→ Vorliegender Text:
-*-*-
Es ließe sich eine Geschichte der christlichen Glaubensrichtungen danach schreiben, welche Rangordnungen zwischen den drei Faktoren jeweils bevorzugt und wie das ‘Sein’ und ‘Nicht-Sein’ in den triadischen Relationen verstanden wird. Natürlich gibt es, sobald wir die theoretische Ebene allgemeiner Modelle verlassen und diese auf konkrete Fragen des Alltags anwenden, Rangordnungen zwischen den Faktoren der Trias. Obwohl Gott immer zugleich Vater, Sohn und Heiliger Geist ist, tritt er dem Menschen mal mehr als Heiliger Geist (in der Offenbarung), mal als Sohn (z. B. als Jesus gegenüber den Evangelisten) und dann wieder, wie in vielen Episoden des Alten Testaments als strafender oder gütiger Vater entgegen. Man kann sogar behaupten, daß sich die individuellen empirischen Phänomene gerade durch diese Prämierungen der einen oder anderen Relation und des einen oder anderen Faktors als Individuen auszeichnen. Ihre Identität liegt in der Abweichung von der Egalität und jeder homogenen Ausprägung.
Das neue triadische Denken hält zur Veranschaulichung von Rangordnungen zwischen den Faktoren, ihrer besonderen Bedeutung entsprechend, ein besonderes Instrumentarium bereit: die Darstellung der Triade als Knoten mit unterschiedlich gedehnten Schlaufen. Das ältere triadische Denken neigte dazu, Prämierungen zu vertuschen und sie jedenfalls nicht explizit zu einem Instrument der Erklärung von Phänomen zu machen.
-*-*-
→ Gesammelte Daten:
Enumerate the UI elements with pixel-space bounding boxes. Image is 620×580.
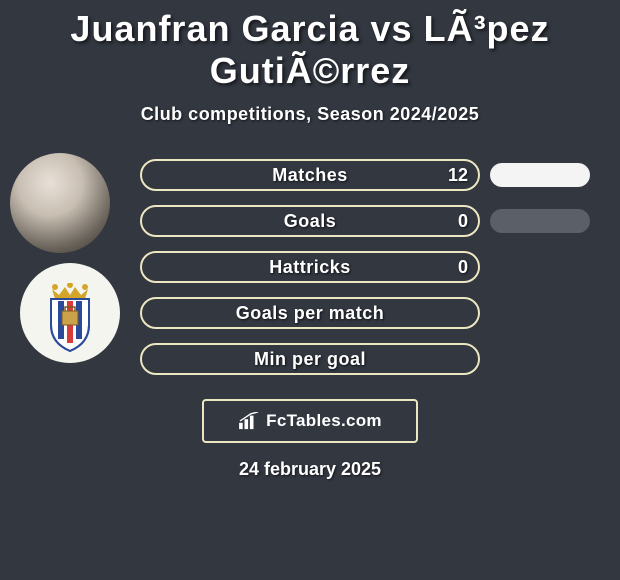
-*-*-
→ Ziel:
Tausche im Text über das triadische Denken „Knoten“ gegen „Geflecht“ aus. Gib dabei die Passage wieder, die mit „Das neue triadische“ beginnt und sich bis einschließlich „Phänomen zu machen.“ erstreckt.

→ Ergebnis:
Das neue triadische Denken hält zur Veranschaulichung von Rangordnungen zwischen den Faktoren, ihrer besonderen Bedeutung entsprechend, ein besonderes Instrumentarium bereit: die Darstellung der Triade als Geflecht mit unterschiedlich gedehnten Schlaufen. Das ältere triadische Denken neigte dazu, Prämierungen zu vertuschen und sie jedenfalls nicht explizit zu einem Instrument der Erklärung von Phänomen zu machen.